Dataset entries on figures
===============

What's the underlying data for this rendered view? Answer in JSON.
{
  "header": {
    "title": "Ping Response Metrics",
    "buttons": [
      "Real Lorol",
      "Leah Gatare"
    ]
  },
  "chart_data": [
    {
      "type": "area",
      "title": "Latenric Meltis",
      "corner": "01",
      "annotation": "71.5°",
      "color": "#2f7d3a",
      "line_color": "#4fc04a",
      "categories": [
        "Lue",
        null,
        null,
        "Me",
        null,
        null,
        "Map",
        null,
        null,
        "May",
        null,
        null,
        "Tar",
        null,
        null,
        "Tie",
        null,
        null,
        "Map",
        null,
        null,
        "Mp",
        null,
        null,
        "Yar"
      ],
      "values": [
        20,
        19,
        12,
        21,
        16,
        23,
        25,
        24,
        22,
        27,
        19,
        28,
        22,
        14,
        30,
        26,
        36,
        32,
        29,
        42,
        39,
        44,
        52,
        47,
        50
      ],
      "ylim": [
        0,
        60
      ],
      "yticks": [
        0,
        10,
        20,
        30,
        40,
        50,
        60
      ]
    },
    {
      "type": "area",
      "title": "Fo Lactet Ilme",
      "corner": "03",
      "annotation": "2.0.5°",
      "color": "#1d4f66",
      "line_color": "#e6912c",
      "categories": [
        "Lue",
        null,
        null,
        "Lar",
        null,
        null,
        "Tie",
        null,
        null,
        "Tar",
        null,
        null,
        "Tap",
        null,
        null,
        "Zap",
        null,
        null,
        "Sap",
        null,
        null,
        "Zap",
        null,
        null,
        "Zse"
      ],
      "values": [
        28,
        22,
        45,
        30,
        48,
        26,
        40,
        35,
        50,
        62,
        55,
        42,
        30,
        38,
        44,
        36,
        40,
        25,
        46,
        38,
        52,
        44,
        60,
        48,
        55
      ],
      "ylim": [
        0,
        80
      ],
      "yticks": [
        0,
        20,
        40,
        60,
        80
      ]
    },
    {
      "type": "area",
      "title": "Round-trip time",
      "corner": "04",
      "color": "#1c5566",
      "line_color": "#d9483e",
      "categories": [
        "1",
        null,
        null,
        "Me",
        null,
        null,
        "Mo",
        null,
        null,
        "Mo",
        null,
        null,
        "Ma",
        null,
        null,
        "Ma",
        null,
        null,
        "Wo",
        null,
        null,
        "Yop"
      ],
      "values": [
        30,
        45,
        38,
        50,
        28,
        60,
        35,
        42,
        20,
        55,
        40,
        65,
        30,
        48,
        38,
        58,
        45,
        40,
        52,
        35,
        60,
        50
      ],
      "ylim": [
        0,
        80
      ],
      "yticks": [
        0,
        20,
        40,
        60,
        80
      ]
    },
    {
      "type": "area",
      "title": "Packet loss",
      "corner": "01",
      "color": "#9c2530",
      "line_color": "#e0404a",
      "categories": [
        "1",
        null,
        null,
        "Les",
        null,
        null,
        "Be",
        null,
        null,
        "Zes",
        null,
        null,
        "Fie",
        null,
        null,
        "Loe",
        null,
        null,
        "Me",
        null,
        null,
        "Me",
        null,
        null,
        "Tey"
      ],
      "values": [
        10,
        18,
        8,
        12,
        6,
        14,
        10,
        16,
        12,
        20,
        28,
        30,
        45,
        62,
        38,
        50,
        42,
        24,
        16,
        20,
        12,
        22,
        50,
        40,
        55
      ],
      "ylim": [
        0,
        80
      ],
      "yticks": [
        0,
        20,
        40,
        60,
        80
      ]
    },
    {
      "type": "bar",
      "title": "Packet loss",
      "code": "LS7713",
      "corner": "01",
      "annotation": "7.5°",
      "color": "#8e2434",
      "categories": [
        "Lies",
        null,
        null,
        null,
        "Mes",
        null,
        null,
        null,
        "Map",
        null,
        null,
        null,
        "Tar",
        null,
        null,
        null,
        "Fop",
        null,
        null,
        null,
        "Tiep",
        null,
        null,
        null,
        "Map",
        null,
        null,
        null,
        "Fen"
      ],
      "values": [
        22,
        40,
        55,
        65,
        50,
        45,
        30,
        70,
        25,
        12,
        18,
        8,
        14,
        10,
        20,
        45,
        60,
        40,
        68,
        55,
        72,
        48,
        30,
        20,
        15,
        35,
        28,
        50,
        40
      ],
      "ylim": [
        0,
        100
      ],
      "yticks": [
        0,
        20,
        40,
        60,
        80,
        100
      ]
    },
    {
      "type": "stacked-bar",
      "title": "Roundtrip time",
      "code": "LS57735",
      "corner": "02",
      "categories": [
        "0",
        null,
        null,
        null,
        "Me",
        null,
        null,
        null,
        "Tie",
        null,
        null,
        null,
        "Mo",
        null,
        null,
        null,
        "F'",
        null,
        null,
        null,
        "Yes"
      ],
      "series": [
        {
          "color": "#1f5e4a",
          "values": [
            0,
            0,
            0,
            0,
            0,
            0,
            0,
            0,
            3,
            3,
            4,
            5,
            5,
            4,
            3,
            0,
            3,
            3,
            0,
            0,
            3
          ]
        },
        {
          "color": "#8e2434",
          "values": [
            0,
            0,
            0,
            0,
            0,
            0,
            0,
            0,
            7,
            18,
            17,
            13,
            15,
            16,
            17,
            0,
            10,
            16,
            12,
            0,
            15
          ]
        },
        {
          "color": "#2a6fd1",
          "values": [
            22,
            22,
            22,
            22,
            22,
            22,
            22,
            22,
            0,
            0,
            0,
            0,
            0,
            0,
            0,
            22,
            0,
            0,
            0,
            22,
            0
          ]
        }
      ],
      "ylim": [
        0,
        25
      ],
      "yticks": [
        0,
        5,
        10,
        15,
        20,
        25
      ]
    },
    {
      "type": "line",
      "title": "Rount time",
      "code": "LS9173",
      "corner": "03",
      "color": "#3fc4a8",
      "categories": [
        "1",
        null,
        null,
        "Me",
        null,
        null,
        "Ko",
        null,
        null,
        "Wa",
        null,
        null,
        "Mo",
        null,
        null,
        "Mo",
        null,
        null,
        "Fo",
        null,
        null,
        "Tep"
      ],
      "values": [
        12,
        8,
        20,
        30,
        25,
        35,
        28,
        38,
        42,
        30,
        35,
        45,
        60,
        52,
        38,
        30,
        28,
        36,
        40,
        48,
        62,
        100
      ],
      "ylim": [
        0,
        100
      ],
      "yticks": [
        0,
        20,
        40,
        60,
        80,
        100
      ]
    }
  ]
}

===============

WHAT YOU HAVE TO DO
Retype the listing exactly, in full.

FINAL RESULT
What's the underlying data for this rendered view? Answer in JSON.
{
  "header": {
    "title": "Ping Response Metrics",
    "buttons": [
      "Real Lorol",
      "Leah Gatare"
    ]
  },
  "chart_data": [
    {
      "type": "area",
      "title": "Latenric Meltis",
      "corner": "01",
      "annotation": "71.5°",
      "color": "#2f7d3a",
      "line_color": "#4fc04a",
      "categories": [
        "Lue",
        null,
        null,
        "Me",
        null,
        null,
        "Map",
        null,
        null,
        "May",
        null,
        null,
        "Tar",
        null,
        null,
        "Tie",
        null,
        null,
        "Map",
        null,
        null,
        "Mp",
        null,
        null,
        "Yar"
      ],
      "values": [
        20,
        19,
        12,
        21,
        16,
        23,
        25,
        24,
        22,
        27,
        19,
        28,
        22,
        14,
        30,
        26,
        36,
        32,
        29,
        42,
        39,
        44,
        52,
        47,
        50
      ],
      "ylim": [
        0,
        60
      ],
      "yticks": [
        0,
        10,
        20,
        30,
        40,
        50,
        60
      ]
    },
    {
      "type": "area",
      "title": "Fo Lactet Ilme",
      "corner": "03",
      "annotation": "2.0.5°",
      "color": "#1d4f66",
      "line_color": "#e6912c",
      "categories": [
        "Lue",
        null,
        null,
        "Lar",
        null,
        null,
        "Tie",
        null,
        null,
        "Tar",
        null,
        null,
        "Tap",
        null,
        null,
        "Zap",
        null,
        null,
        "Sap",
        null,
        null,
        "Zap",
        null,
        null,
        "Zse"
      ],
      "values": [
        28,
        22,
        45,
        30,
        48,
        26,
        40,
        35,
        50,
        62,
        55,
        42,
        30,
        38,
        44,
        36,
        40,
        25,
        46,
        38,
        52,
        44,
        60,
        48,
        55
      ],
      "ylim": [
        0,
        80
      ],
      "yticks": [
        0,
        20,
        40,
        60,
        80
      ]
    },
    {
      "type": "area",
      "title": "Round-trip time",
      "corner": "04",
      "color": "#1c5566",
      "line_color": "#d9483e",
      "categories": [
        "1",
        null,
        null,
        "Me",
        null,
        null,
        "Mo",
        null,
        null,
        "Mo",
        null,
        null,
        "Ma",
        null,
        null,
        "Ma",
        null,
        null,
        "Wo",
        null,
        null,
        "Yop"
      ],
      "values": [
        30,
        45,
        38,
        50,
        28,
        60,
        35,
        42,
        20,
        55,
        40,
        65,
        30,
        48,
        38,
        58,
        45,
        40,
        52,
        35,
        60,
        50
      ],
      "ylim": [
        0,
        80
      ],
      "yticks": [
        0,
        20,
        40,
        60,
        80
      ]
    },
    {
      "type": "area",
      "title": "Packet loss",
      "corner": "01",
      "color": "#9c2530",
      "line_color": "#e0404a",
      "categories": [
        "1",
        null,
        null,
        "Les",
        null,
        null,
        "Be",
        null,
        null,
        "Zes",
        null,
        null,
        "Fie",
        null,
        null,
        "Loe",
        null,
        null,
        "Me",
        null,
        null,
        "Me",
        null,
        null,
        "Tey"
      ],
      "values": [
        10,
        18,
        8,
        12,
        6,
        14,
        10,
        16,
        12,
        20,
        28,
        30,
        45,
        62,
        38,
        50,
        42,
        24,
        16,
        20,
        12,
        22,
        50,
        40,
        55
      ],
      "ylim": [
        0,
        80
      ],
      "yticks": [
        0,
        20,
        40,
        60,
        80
      ]
    },
    {
      "type": "bar",
      "title": "Packet loss",
      "code": "LS7713",
      "corner": "01",
      "annotation": "7.5°",
      "color": "#8e2434",
      "categories": [
        "Lies",
        null,
        null,
        null,
        "Mes",
        null,
        null,
        null,
        "Map",
        null,
        null,
        null,
        "Tar",
        null,
        null,
        null,
        "Fop",
        null,
        null,
        null,
        "Tiep",
        null,
        null,
        null,
        "Map",
        null,
        null,
        null,
        "Fen"
      ],
      "values": [
        22,
        40,
        55,
        65,
        50,
        45,
        30,
        70,
        25,
        12,
        18,
        8,
        14,
        10,
        20,
        45,
        60,
        40,
        68,
        55,
        72,
        48,
        30,
        20,
        15,
        35,
        28,
        50,
        40
      ],
      "ylim": [
        0,
        100
      ],
      "yticks": [
        0,
        20,
        40,
        60,
        80,
        100
      ]
    },
    {
      "type": "stacked-bar",
      "title": "Roundtrip time",
      "code": "LS57735",
      "corner": "02",
      "categories": [
        "0",
        null,
        null,
        null,
        "Me",
        null,
        null,
        null,
        "Tie",
        null,
        null,
        null,
        "Mo",
        null,
        null,
        null,
        "F'",
        null,
        null,
        null,
        "Yes"
      ],
      "series": [
        {
          "color": "#1f5e4a",
          "values": [
            0,
            0,
            0,
            0,
            0,
            0,
            0,
            0,
            3,
            3,
            4,
            5,
            5,
            4,
            3,
            0,
            3,
            3,
            0,
            0,
            3
          ]
        },
        {
          "color": "#8e2434",
          "values": [
            0,
            0,
            0,
            0,
            0,
            0,
            0,
            0,
            7,
            18,
            17,
            13,
            15,
            16,
            17,
            0,
            10,
            16,
            12,
            0,
            15
          ]
        },
        {
          "color": "#2a6fd1",
          "values": [
            22,
            22,
            22,
            22,
            22,
            22,
            22,
            22,
            0,
            0,
            0,
            0,
            0,
            0,
            0,
            22,
            0,
            0,
            0,
            22,
            0
          ]
        }
      ],
      "ylim": [
        0,
        25
      ],
      "yticks": [
        0,
        5,
        10,
        15,
        20,
        25
      ]
    },
    {
      "type": "line",
      "title": "Rount time",
      "code": "LS9173",
      "corner": "03",
      "color": "#3fc4a8",
      "categories": [
        "1",
        null,
        null,
        "Me",
        null,
        null,
        "Ko",
        null,
        null,
        "Wa",
        null,
        null,
        "Mo",
        null,
        null,
        "Mo",
        null,
        null,
        "Fo",
        null,
        null,
        "Tep"
      ],
      "values": [
        12,
        8,
        20,
        30,
        25,
        35,
        28,
        38,
        42,
        30,
        35,
        45,
        60,
        52,
        38,
        30,
        28,
        36,
        40,
        48,
        62,
        100
      ],
      "ylim": [
        0,
        100
      ],
      "yticks": [
        0,
        20,
        40,
        60,
        80,
        100
      ]
    }
  ]
}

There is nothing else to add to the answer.